Material for this task -
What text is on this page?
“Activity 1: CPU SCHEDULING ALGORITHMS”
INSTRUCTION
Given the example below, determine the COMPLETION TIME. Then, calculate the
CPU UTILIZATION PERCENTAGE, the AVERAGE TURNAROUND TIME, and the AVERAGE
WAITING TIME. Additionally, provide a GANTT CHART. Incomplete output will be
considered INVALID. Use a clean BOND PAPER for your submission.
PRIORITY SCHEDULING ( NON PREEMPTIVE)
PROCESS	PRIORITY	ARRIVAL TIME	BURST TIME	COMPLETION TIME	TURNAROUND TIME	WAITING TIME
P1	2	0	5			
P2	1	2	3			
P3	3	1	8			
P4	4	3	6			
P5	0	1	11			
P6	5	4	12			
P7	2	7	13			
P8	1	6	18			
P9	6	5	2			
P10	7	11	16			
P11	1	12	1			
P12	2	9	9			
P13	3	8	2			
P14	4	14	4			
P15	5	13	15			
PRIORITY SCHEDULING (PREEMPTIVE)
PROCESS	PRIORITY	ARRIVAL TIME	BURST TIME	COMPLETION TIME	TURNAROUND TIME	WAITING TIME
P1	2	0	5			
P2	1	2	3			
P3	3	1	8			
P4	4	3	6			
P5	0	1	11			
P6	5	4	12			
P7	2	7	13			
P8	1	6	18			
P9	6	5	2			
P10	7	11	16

Instruction -
Each line of the material above needs to be quoted exactly, please.

Output -
What text is on this page?
“Activity 1: CPU SCHEDULING ALGORITHMS”
INSTRUCTION
Given the example below, determine the COMPLETION TIME. Then, calculate the
CPU UTILIZATION PERCENTAGE, the AVERAGE TURNAROUND TIME, and the AVERAGE
WAITING TIME. Additionally, provide a GANTT CHART. Incomplete output will be
considered INVALID. Use a clean BOND PAPER for your submission.
PRIORITY SCHEDULING ( NON PREEMPTIVE)
PROCESS	PRIORITY	ARRIVAL TIME	BURST TIME	COMPLETION TIME	TURNAROUND TIME	WAITING TIME
P1	2	0	5			
P2	1	2	3			
P3	3	1	8			
P4	4	3	6			
P5	0	1	11			
P6	5	4	12			
P7	2	7	13			
P8	1	6	18			
P9	6	5	2			
P10	7	11	16			
P11	1	12	1			
P12	2	9	9			
P13	3	8	2			
P14	4	14	4			
P15	5	13	15			
PRIORITY SCHEDULING (PREEMPTIVE)
PROCESS	PRIORITY	ARRIVAL TIME	BURST TIME	COMPLETION TIME	TURNAROUND TIME	WAITING TIME
P1	2	0	5			
P2	1	2	3			
P3	3	1	8			
P4	4	3	6			
P5	0	1	11			
P6	5	4	12			
P7	2	7	13			
P8	1	6	18			
P9	6	5	2			
P10	7	11	16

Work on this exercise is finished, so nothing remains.